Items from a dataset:
# # # # #

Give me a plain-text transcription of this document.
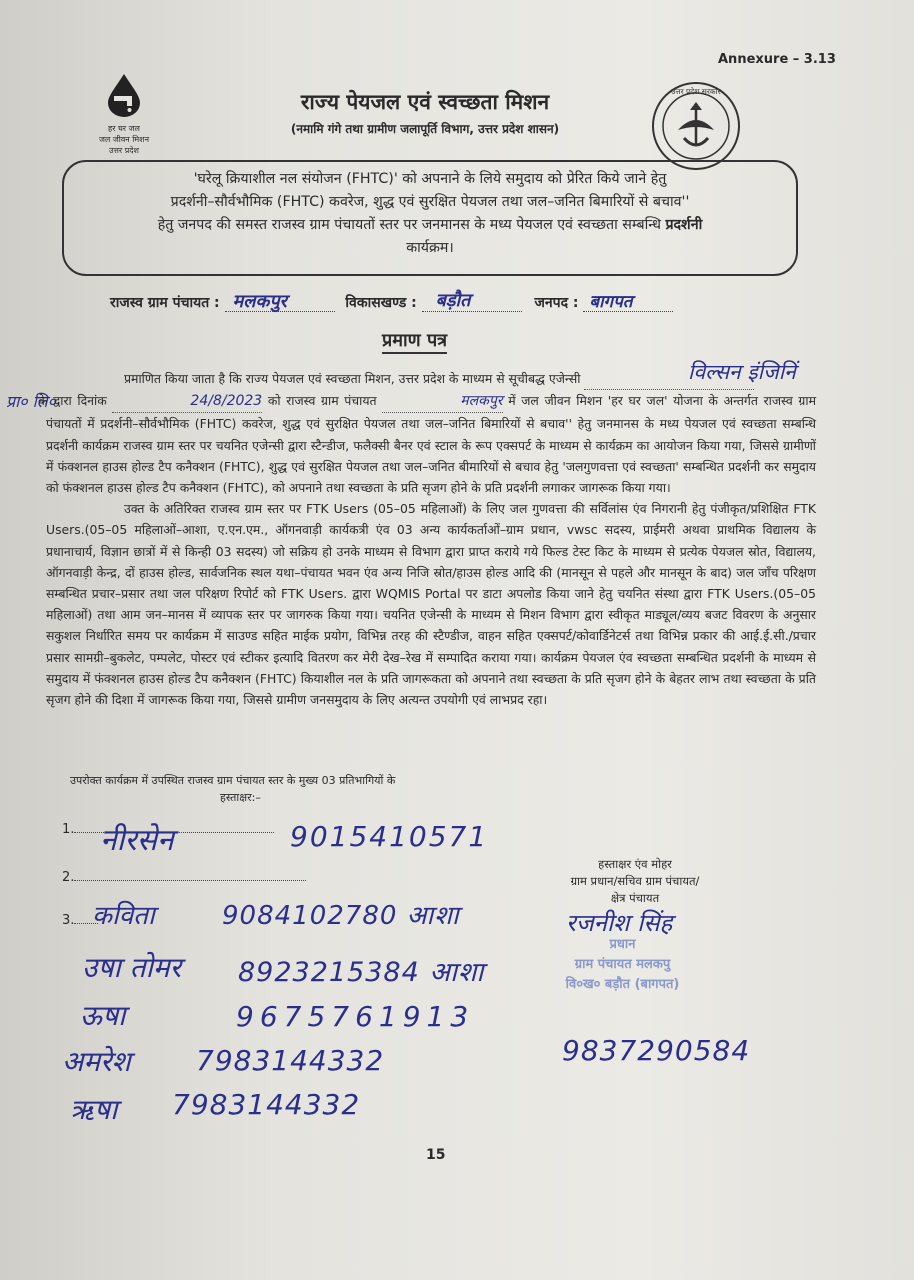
Annexure – 3.13
हर घर जल
जल जीवन मिशन
उत्तर प्रदेश
राज्य पेयजल एवं स्वच्छता मिशन
(नमामि गंगे तथा ग्रामीण जलापूर्ति विभाग, उत्तर प्रदेश शासन)
उत्तर प्रदेश सरकार
'घरेलू क्रियाशील नल संयोजन (FHTC)' को अपनाने के लिये समुदाय को प्रेरित किये जाने हेतु
प्रदर्शनी–सौर्वभौमिक (FHTC) कवरेज, शुद्ध एवं सुरक्षित पेयजल तथा जल–जनित बिमारियों से बचाव''
हेतु जनपद की समस्त राजस्व ग्राम पंचायतों स्तर पर जनमानस के मध्य पेयजल एवं स्वच्छता सम्बन्धि प्रदर्शनी
कार्यक्रम।
राजस्व ग्राम पंचायत : मलकपुर	विकासखण्ड : बड़ौत	जनपद : बागपत

प्रमाण पत्र
विल्सन इंजिनिं
प्रा० लि०

प्रमाणित किया जाता है कि राज्य पेयजल एवं स्वच्छता मिशन, उत्तर प्रदेश के माध्यम से सूचीबद्ध एजेन्सी
के द्वारा दिनांक	24/8/2023 को राजस्व ग्राम पंचायत	मलकपुर में जल जीवन मिशन 'हर घर जल' योजना के अन्तर्गत राजस्व ग्राम पंचायतों में प्रदर्शनी–सौर्वभौमिक (FHTC) कवरेज, शुद्ध एवं सुरक्षित पेयजल तथा जल–जनित बिमारियों से बचाव'' हेतु जनमानस के मध्य पेयजल एवं स्वच्छता सम्बन्धि प्रदर्शनी कार्यक्रम राजस्व ग्राम स्तर पर चयनित एजेन्सी द्वारा स्टैन्डीज, फलैक्सी बैनर एवं स्टाल के रूप एक्सपर्ट के माध्यम से कार्यक्रम का आयोजन किया गया, जिससे ग्रामीणों में फंक्शनल हाउस होल्ड टैप कनैक्शन (FHTC), शुद्ध एवं सुरक्षित पेयजल तथा जल–जनित बीमारियों से बचाव हेतु 'जलगुणवत्ता एवं स्वच्छता' सम्बन्धित प्रदर्शनी कर समुदाय को फंक्शनल हाउस होल्ड टैप कनैक्शन (FHTC), को अपनाने तथा स्वच्छता के प्रति सृजग होने के प्रति प्रदर्शनी लगाकर जागरूक किया गया।

उक्त के अतिरिक्त राजस्व ग्राम स्तर पर FTK Users (05–05 महिलाओं) के लिए जल गुणवत्ता की सर्विलांस एंव निगरानी हेतु पंजीकृत/प्रशिक्षित FTK Users.(05–05 महिलाओं–आशा, ए.एन.एम., ऑगनवाड़ी कार्यकत्री एंव 03 अन्य कार्यकर्ताओं–ग्राम प्रधान, vwsc सदस्य, प्राईमरी अथवा प्राथमिक विद्यालय के प्रधानाचार्य, विज्ञान छात्रों में से किन्ही 03 सदस्य) जो सक्रिय हो उनके माध्यम से विभाग द्वारा प्राप्त कराये गये फिल्ड टेस्ट किट के माध्यम से प्रत्येक पेयजल स्रोत, विद्यालय, ऑगनवाड़ी केन्द्र, दों हाउस होल्ड, सार्वजनिक स्थल यथा–पंचायत भवन एंव अन्य निजि स्रोत/हाउस होल्ड आदि की (मानसून से पहले और मानसून के बाद) जल जाँच परिक्षण सम्बन्धित प्रचार–प्रसार तथा जल परिक्षण रिपोर्ट को FTK Users. द्वारा WQMIS Portal पर डाटा अपलोड किया जाने हेतु चयनित संस्था द्वारा FTK Users.(05–05 महिलाओं) तथा आम जन–मानस में व्यापक स्तर पर जागरुक किया गया। चयनित एजेन्सी के माध्यम से मिशन विभाग द्वारा स्वीकृत माड्यूल/व्यय बजट विवरण के अनुसार सकुशल निर्धारित समय पर कार्यक्रम में साउण्ड सहित माईक प्रयोग, विभिन्न तरह की स्टैण्डीज, वाहन सहित एक्सपर्ट/कोवार्डिनेटर्स तथा विभिन्न प्रकार की आई.ई.सी./प्रचार प्रसार सामग्री–बुकलेट, पम्पलेट, पोस्टर एवं स्टीकर इत्यादि वितरण कर मेरी देख–रेख में सम्पादित कराया गया। कार्यक्रम पेयजल एंव स्वच्छता सम्बन्धित प्रदर्शनी के माध्यम से समुदाय में फंक्शनल हाउस होल्ड टैप कनैक्शन (FHTC) कियाशील नल के प्रति जागरूकता को अपनाने तथा स्वच्छता के प्रति सृजग होने के बेहतर लाभ तथा स्वच्छता के प्रति सृजग होने की दिशा में जागरूक किया गया, जिससे ग्रामीण जनसमुदाय के लिए अत्यन्त उपयोगी एवं लाभप्रद रहा।

उपरोक्त कार्यक्रम में उपस्थित राजस्व ग्राम पंचायत स्तर के मुख्य 03 प्रतिभागियों के
हस्ताक्षर:–
1.
2.
3.
नीरसेन	9015410571
कविता	9084102780 आशा
उषा तोमर 8923215384 आशा
ऊषा	9675761913
अमरेश 7983144332
ऋषा 7983144332
हस्ताक्षर एंव मोहर
ग्राम प्रधान/सचिव ग्राम पंचायत/
क्षेत्र पंचायत
रजनीश सिंह
प्रधान
ग्राम पंचायत मलकपु
वि०ख० बड़ौत (बागपत)
9837290584
15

# # # # #

Do this: Wherever the word "मलकप" occurs in a line of the listing, copy that line.

Answer to the problem:
राजस्व ग्राम पंचायत : मलकपुर	विकासखण्ड : बड़ौत	जनपद : बागपत
के द्वारा दिनांक	24/8/2023 को राजस्व ग्राम पंचायत	मलकपुर में जल जीवन मिशन 'हर घर जल' योजना के अन्तर्गत राजस्व ग्राम पंचायतों में प्रदर्शनी–सौर्वभौमिक (FHTC) कवरेज, शुद्ध एवं सुरक्षित पेयजल तथा जल–जनित बिमारियों से बचाव'' हेतु जनमानस के मध्य पेयजल एवं स्वच्छता सम्बन्धि प्रदर्शनी कार्यक्रम राजस्व ग्राम स्तर पर चयनित एजेन्सी द्वारा स्टैन्डीज, फलैक्सी बैनर एवं स्टाल के रूप एक्सपर्ट के माध्यम से कार्यक्रम का आयोजन किया गया, जिससे ग्रामीणों में फंक्शनल हाउस होल्ड टैप कनैक्शन (FHTC), शुद्ध एवं सुरक्षित पेयजल तथा जल–जनित बीमारियों से बचाव हेतु 'जलगुणवत्ता एवं स्वच्छता' सम्बन्धित प्रदर्शनी कर समुदाय को फंक्शनल हाउस होल्ड टैप कनैक्शन (FHTC), को अपनाने तथा स्वच्छता के प्रति सृजग होने के प्रति प्रदर्शनी लगाकर जागरूक किया गया।
ग्राम पंचायत मलकपु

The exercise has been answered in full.